***** DATASET EXTRACT *****
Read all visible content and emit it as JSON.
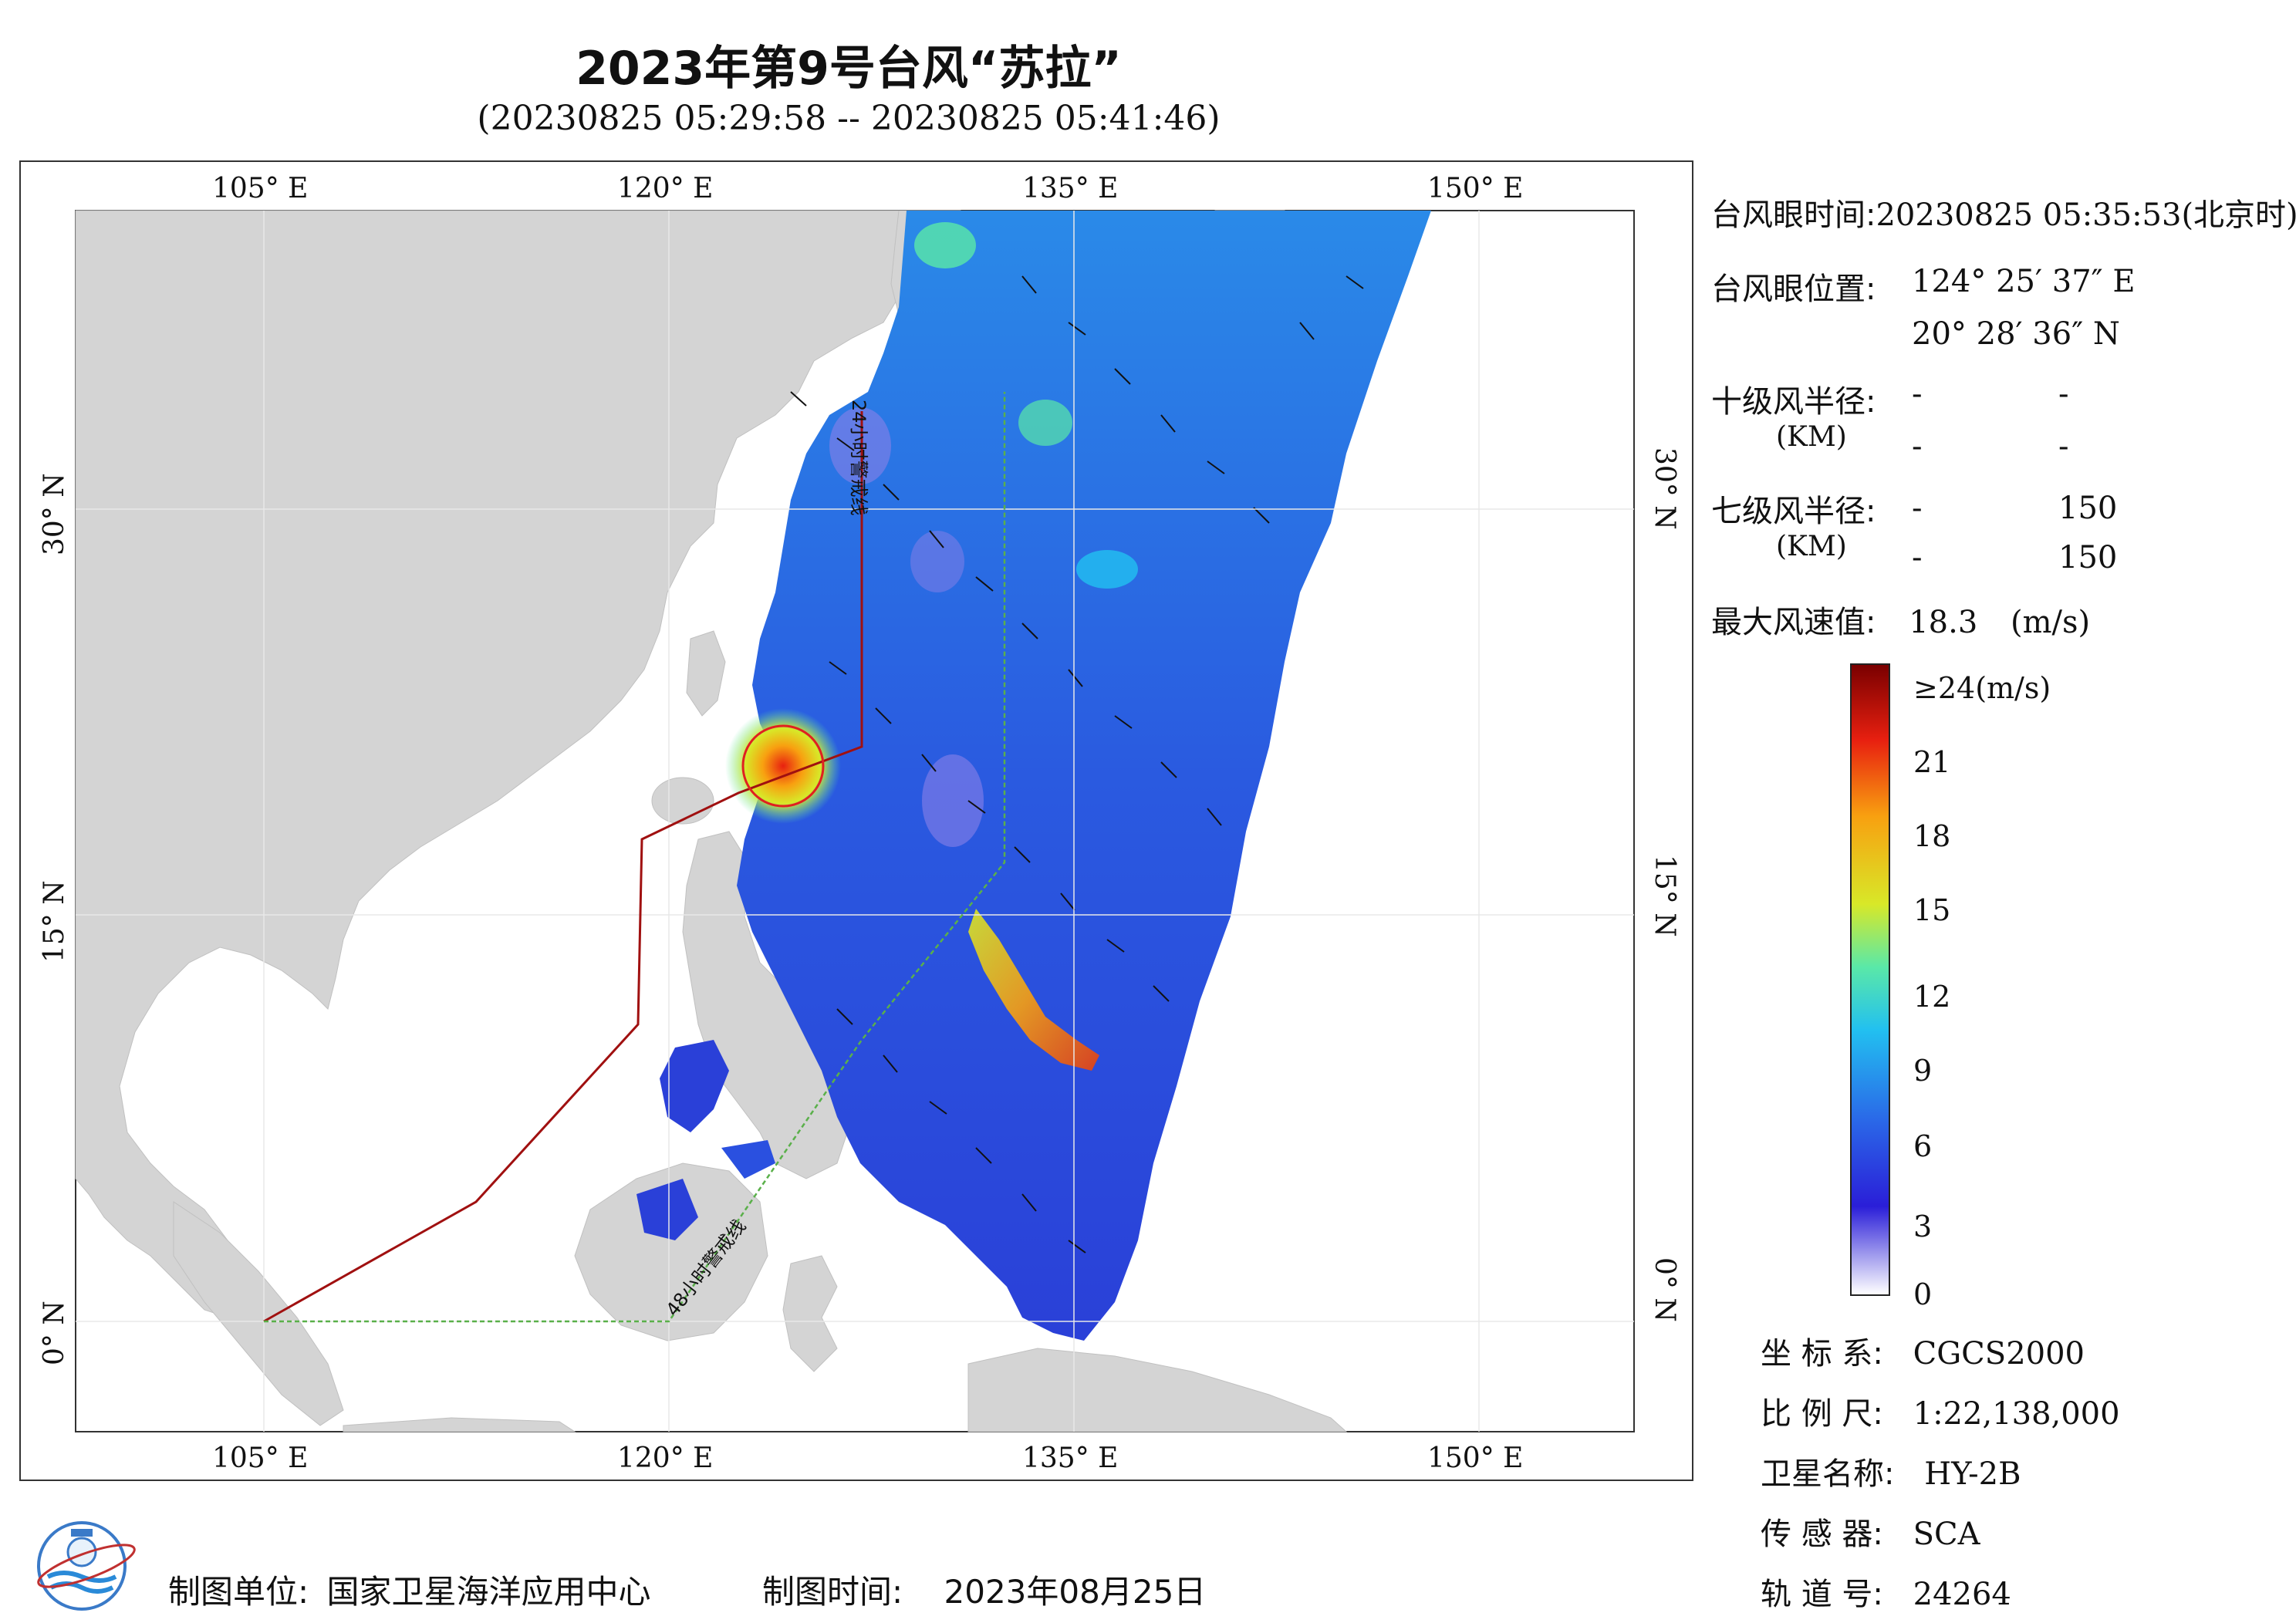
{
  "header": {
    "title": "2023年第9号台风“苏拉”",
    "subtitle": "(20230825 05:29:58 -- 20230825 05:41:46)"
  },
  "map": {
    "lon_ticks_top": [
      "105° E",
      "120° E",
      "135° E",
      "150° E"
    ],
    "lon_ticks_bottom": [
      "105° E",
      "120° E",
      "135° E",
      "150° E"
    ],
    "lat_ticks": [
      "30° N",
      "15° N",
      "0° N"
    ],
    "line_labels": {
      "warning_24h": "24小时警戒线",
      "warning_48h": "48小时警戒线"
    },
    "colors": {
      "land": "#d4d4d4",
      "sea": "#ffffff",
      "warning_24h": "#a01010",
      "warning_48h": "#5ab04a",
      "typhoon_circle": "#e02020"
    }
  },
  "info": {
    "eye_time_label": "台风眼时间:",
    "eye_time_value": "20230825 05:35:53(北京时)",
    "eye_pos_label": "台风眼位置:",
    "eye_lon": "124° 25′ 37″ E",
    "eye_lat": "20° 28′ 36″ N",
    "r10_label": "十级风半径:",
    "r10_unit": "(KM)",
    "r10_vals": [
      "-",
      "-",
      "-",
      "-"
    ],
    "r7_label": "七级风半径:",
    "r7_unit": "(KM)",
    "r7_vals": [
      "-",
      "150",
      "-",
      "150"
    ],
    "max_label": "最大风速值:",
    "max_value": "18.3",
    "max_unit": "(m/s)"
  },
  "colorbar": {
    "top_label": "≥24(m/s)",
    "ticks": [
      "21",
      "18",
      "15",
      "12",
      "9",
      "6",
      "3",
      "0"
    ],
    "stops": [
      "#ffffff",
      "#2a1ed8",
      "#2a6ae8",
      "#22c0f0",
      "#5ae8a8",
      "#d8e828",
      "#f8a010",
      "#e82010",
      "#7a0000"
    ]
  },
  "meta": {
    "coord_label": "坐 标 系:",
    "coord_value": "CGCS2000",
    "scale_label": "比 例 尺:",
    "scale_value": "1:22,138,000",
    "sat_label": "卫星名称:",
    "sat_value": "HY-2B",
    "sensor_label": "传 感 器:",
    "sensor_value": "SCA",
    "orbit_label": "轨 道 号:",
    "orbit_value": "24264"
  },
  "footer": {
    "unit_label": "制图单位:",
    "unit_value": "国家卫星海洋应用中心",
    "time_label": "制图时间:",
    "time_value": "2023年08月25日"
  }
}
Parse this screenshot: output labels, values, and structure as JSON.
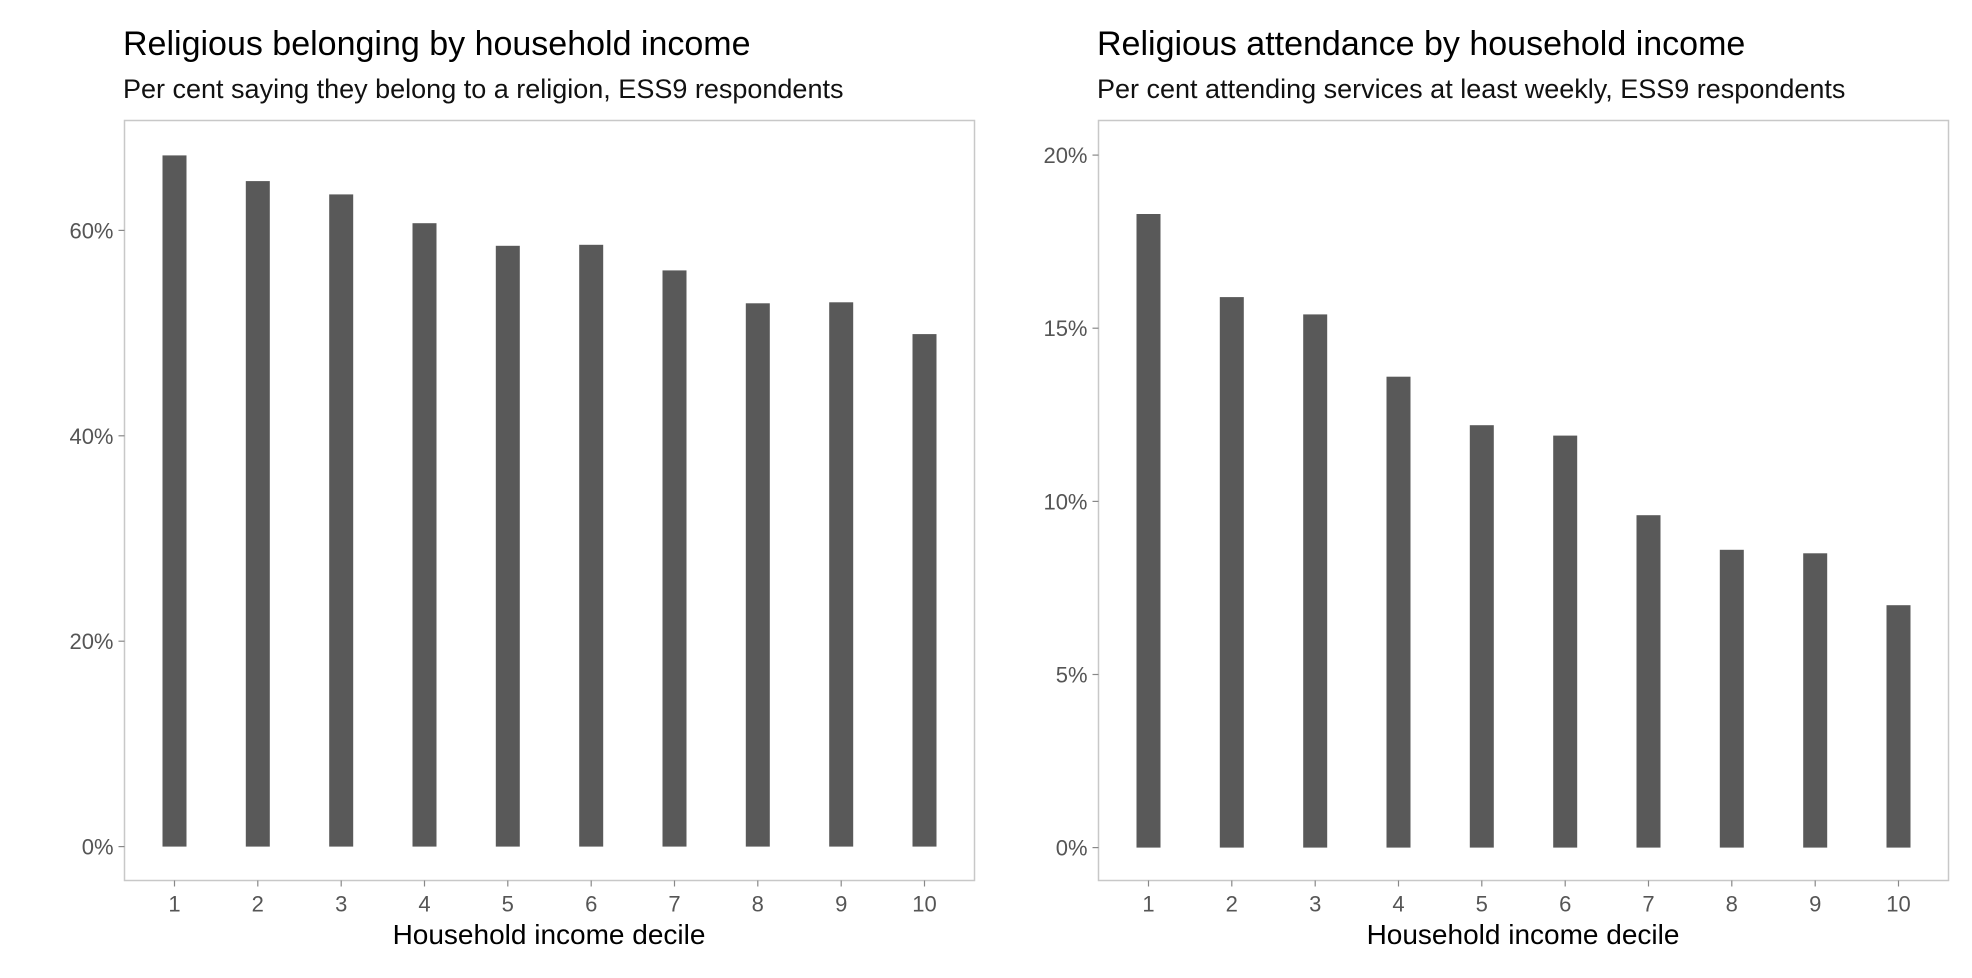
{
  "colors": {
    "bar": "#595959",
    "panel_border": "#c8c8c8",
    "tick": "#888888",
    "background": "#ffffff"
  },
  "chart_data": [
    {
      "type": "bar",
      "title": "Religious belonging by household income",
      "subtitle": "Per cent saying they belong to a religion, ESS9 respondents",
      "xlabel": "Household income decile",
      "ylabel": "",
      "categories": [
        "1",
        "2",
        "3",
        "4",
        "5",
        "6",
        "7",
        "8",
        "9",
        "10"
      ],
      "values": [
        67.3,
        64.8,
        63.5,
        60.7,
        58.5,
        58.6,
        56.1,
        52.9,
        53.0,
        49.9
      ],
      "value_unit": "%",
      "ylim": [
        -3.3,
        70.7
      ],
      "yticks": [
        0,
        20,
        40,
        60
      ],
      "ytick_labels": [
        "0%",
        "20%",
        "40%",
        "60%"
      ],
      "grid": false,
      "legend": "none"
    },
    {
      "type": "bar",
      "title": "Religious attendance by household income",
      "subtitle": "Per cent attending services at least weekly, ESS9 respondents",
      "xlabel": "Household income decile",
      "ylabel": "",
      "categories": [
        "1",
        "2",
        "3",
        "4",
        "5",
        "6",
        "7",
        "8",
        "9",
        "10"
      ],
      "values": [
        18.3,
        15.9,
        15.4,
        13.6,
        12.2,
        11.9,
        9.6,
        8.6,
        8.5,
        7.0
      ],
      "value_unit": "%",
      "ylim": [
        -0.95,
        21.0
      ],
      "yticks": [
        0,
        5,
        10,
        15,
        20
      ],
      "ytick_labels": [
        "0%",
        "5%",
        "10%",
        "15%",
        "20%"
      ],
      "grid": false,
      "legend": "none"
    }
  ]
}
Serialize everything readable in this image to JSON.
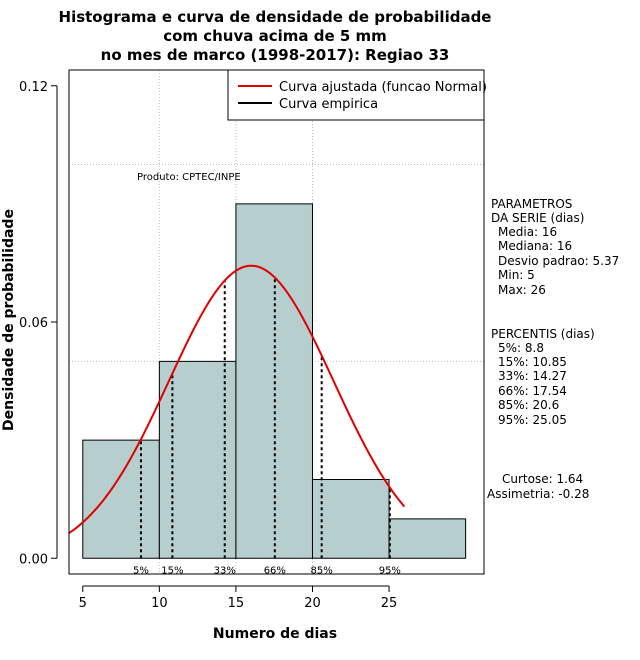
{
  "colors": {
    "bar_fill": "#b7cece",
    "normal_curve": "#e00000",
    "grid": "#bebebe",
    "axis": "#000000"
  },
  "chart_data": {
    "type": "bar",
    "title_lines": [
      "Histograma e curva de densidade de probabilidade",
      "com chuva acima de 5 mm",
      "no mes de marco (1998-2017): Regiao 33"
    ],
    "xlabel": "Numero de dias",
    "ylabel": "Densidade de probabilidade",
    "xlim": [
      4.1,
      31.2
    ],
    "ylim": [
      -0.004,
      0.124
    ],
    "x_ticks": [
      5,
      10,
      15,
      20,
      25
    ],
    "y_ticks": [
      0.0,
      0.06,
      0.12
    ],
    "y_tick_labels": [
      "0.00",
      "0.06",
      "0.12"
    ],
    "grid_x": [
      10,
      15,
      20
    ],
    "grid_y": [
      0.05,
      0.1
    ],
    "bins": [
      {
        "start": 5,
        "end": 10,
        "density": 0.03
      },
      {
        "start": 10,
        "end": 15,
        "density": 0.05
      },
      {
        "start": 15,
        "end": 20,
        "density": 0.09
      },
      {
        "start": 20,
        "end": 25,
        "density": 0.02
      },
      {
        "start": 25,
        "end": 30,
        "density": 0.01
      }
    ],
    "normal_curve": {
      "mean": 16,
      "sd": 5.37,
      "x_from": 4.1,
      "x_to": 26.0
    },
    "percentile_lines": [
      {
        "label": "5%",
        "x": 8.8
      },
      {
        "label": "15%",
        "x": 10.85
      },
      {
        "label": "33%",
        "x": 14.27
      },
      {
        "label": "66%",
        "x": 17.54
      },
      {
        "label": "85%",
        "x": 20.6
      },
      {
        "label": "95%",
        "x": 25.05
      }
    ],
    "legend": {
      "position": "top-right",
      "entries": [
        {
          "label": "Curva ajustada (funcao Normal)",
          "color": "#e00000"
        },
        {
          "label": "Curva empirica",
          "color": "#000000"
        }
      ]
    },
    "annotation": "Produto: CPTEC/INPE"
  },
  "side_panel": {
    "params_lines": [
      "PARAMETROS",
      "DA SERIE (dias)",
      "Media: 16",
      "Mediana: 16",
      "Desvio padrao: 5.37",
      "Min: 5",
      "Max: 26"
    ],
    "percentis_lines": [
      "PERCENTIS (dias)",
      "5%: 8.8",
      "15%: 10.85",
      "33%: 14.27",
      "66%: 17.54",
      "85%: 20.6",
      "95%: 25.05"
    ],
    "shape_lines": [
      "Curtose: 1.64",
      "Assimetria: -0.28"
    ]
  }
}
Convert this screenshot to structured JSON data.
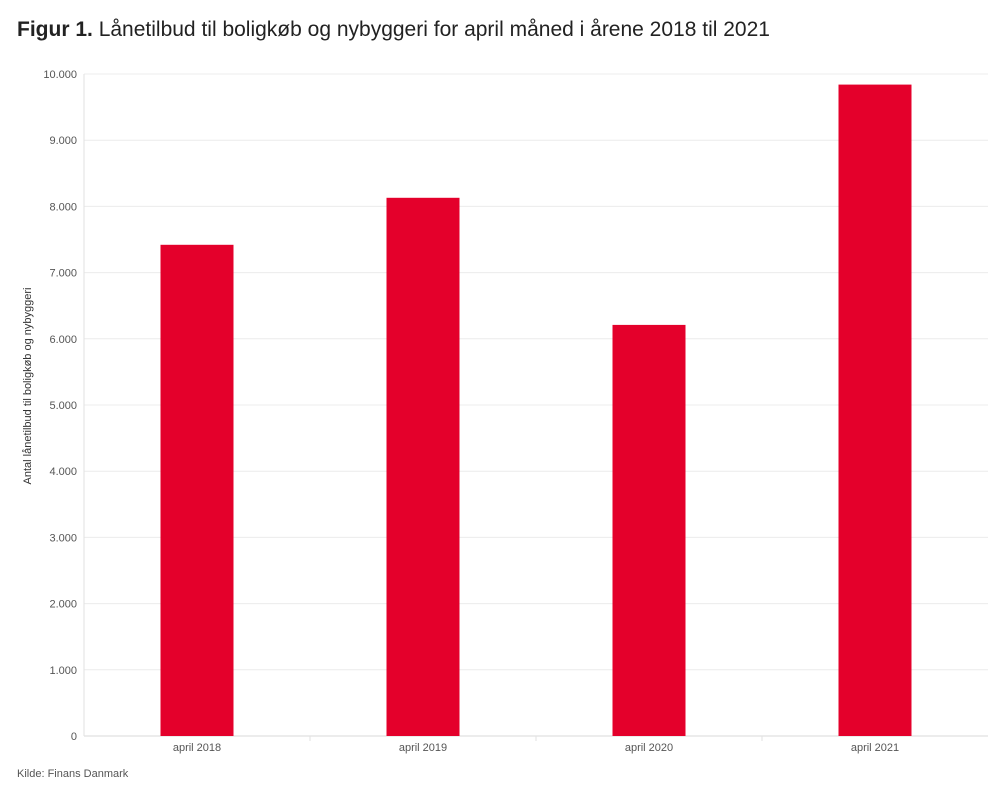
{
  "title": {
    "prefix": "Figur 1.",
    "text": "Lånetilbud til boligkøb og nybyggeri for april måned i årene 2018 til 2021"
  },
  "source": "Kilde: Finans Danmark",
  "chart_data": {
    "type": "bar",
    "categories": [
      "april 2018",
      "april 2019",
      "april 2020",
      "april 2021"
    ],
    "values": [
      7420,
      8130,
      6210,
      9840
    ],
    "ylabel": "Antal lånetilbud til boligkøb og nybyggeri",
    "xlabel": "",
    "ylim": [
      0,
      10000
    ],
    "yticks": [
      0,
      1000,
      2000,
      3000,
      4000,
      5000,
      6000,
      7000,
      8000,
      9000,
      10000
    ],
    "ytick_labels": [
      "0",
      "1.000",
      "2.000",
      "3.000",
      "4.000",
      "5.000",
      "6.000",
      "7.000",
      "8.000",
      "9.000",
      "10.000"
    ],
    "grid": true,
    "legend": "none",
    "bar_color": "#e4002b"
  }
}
*****
• TASK: Where a line holds the string "JSON", copy that line.

• WRITTEN RESPONSE:
Read all visible content and emit it as JSON.
Parse this screenshot: output labels, values, and structure as JSON.
Serialize everything readable in this image to JSON.
Convert this screenshot to structured JSON data.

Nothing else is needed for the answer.